— start DATASET RECORDS —
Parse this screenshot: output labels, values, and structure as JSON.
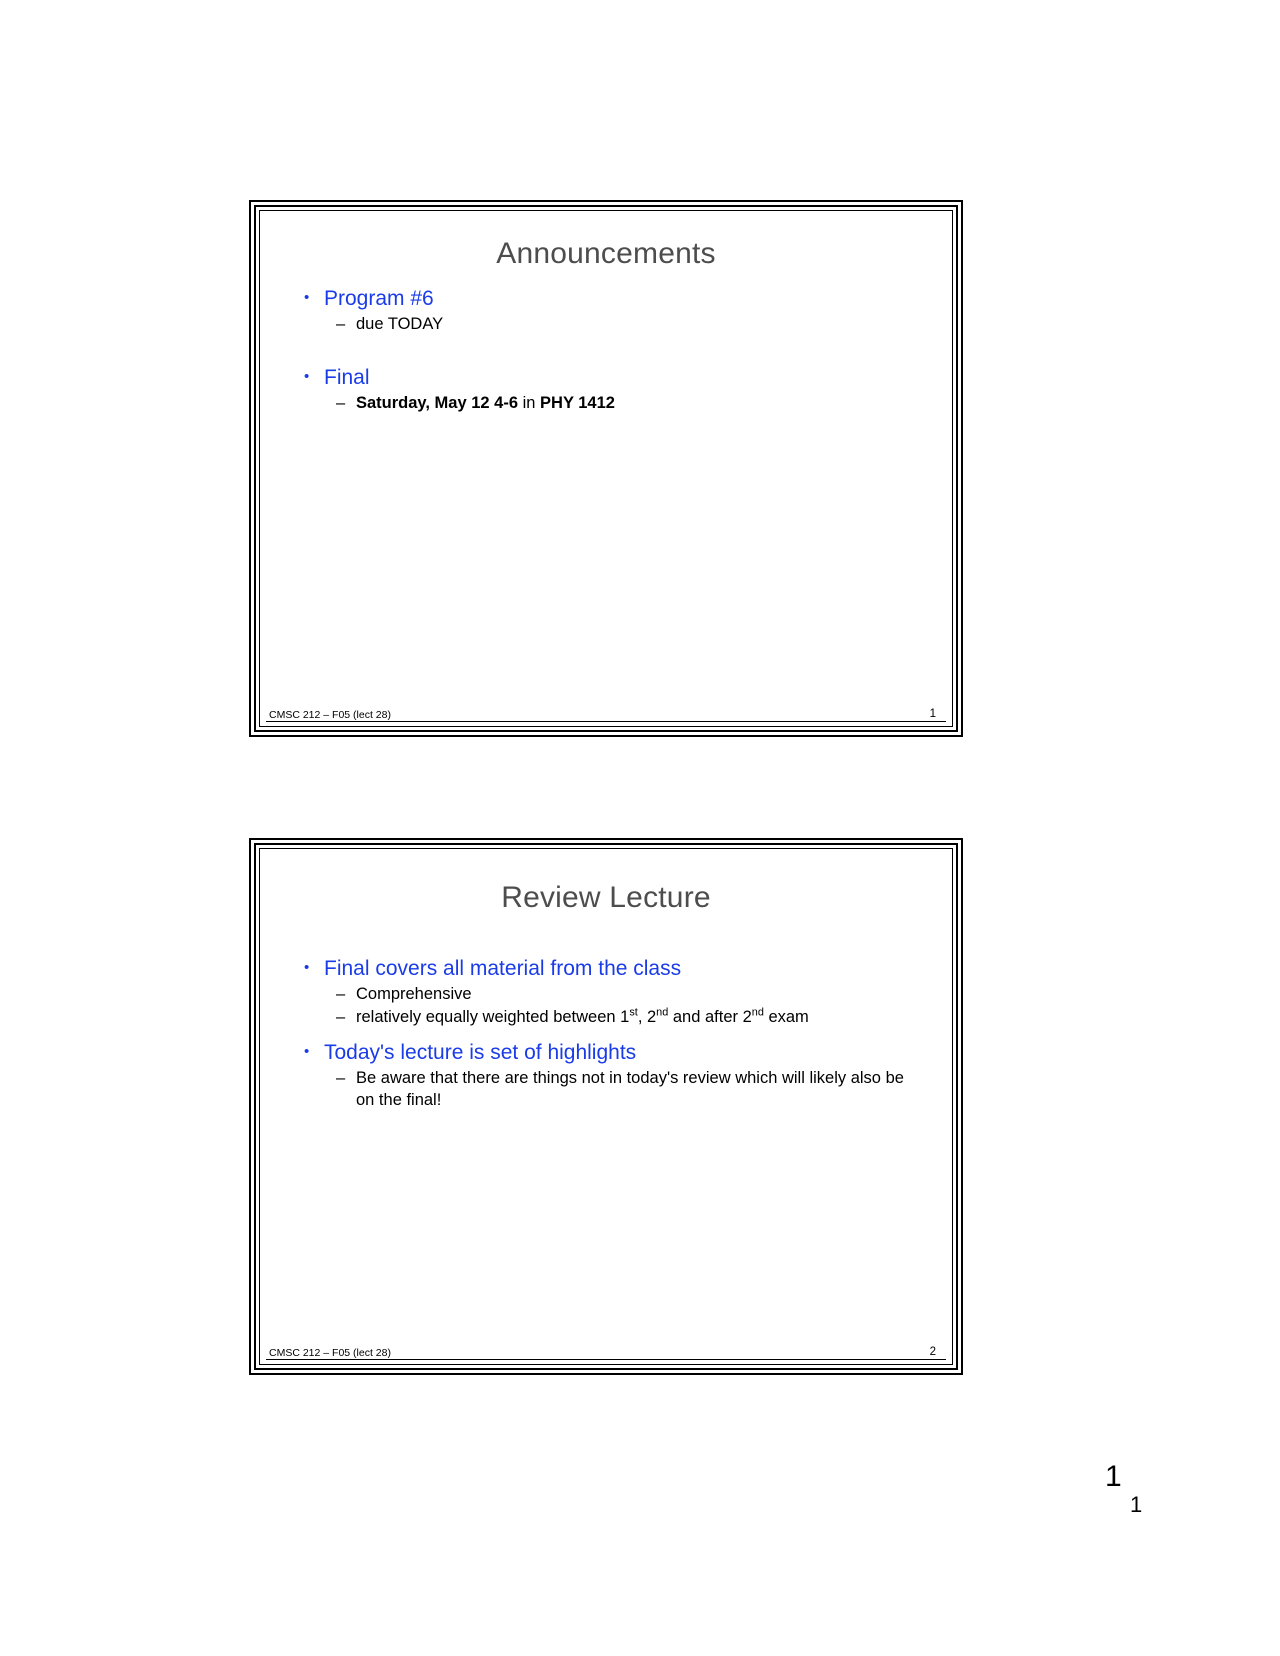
{
  "document": {
    "type": "lecture-slide-handout",
    "colors": {
      "title_gray": "#4d4d4d",
      "bullet_blue": "#1a3ce8",
      "body_black": "#000000",
      "background": "#ffffff"
    }
  },
  "slides": [
    {
      "title": "Announcements",
      "footer_text": "CMSC 212 – F05 (lect 28)",
      "page_number": "1",
      "bullets": [
        {
          "level1": "Program #6",
          "sub": [
            {
              "text": "due TODAY",
              "bold": false
            }
          ]
        },
        {
          "level1": "Final",
          "sub": [
            {
              "text": "Saturday, May 12 4-6 in PHY 1412",
              "bold": true,
              "parts": [
                {
                  "t": "Saturday, May 12 4-6",
                  "bold": true
                },
                {
                  "t": " in ",
                  "bold": false
                },
                {
                  "t": "PHY 1412",
                  "bold": true
                }
              ]
            }
          ]
        }
      ]
    },
    {
      "title": "Review Lecture",
      "footer_text": "CMSC 212 – F05 (lect 28)",
      "page_number": "2",
      "bullets": [
        {
          "level1": "Final covers all material from the class",
          "sub": [
            {
              "text": "Comprehensive",
              "bold": false
            },
            {
              "text": "relatively equally weighted between 1st, 2nd and after 2nd exam",
              "bold": false,
              "has_superscripts": true
            }
          ]
        },
        {
          "level1": "Today's lecture is set of highlights",
          "sub": [
            {
              "text": "Be aware that there are things not in today's review which will likely also be on the final!",
              "bold": false
            }
          ]
        }
      ]
    }
  ],
  "page_markers": {
    "big": "1",
    "small": "1"
  },
  "glyphs": {
    "bullet_dot": "•",
    "dash": "–"
  }
}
— end DATASET RECORDS —
— WHAT YOU HAVE TO DO —
Your answer should be a single number: the count of lines in the entries that contain the word "true".

— FINAL RESULT —
4